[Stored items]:
————

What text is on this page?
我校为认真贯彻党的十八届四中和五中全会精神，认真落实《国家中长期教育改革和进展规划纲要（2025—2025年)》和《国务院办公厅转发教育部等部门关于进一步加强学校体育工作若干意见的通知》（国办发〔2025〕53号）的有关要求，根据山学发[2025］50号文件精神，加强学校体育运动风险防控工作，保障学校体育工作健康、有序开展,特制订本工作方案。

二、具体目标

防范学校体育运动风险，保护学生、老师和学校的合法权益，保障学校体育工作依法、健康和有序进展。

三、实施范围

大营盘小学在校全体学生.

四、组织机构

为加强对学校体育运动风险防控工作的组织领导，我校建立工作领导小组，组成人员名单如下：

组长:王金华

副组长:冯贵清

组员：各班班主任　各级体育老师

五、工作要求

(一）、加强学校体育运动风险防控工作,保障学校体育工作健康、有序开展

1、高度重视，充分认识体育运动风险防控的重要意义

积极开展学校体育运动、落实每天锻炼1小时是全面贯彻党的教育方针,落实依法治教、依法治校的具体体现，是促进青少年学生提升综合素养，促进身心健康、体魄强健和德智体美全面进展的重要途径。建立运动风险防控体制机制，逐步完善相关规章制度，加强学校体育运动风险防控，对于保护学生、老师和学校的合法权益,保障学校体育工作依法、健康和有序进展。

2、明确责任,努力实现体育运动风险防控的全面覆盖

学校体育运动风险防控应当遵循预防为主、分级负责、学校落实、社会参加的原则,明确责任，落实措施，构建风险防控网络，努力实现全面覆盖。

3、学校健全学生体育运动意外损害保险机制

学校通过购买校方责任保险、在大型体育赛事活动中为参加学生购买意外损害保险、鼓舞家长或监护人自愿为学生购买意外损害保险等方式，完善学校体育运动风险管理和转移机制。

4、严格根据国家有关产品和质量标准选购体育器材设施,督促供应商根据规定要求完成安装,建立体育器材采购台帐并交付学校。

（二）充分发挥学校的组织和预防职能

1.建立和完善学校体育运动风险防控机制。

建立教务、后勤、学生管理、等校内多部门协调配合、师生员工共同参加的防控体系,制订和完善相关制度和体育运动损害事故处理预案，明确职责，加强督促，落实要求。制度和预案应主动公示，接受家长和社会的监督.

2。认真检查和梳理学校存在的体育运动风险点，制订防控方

————

[Requirements]: Copy all lines from the material that include "保障学校体育工作健康".

[Problem solution]:
我校为认真贯彻党的十八届四中和五中全会精神，认真落实《国家中长期教育改革和进展规划纲要（2025—2025年)》和《国务院办公厅转发教育部等部门关于进一步加强学校体育工作若干意见的通知》（国办发〔2025〕53号）的有关要求，根据山学发[2025］50号文件精神，加强学校体育运动风险防控工作，保障学校体育工作健康、有序开展,特制订本工作方案。
(一）、加强学校体育运动风险防控工作,保障学校体育工作健康、有序开展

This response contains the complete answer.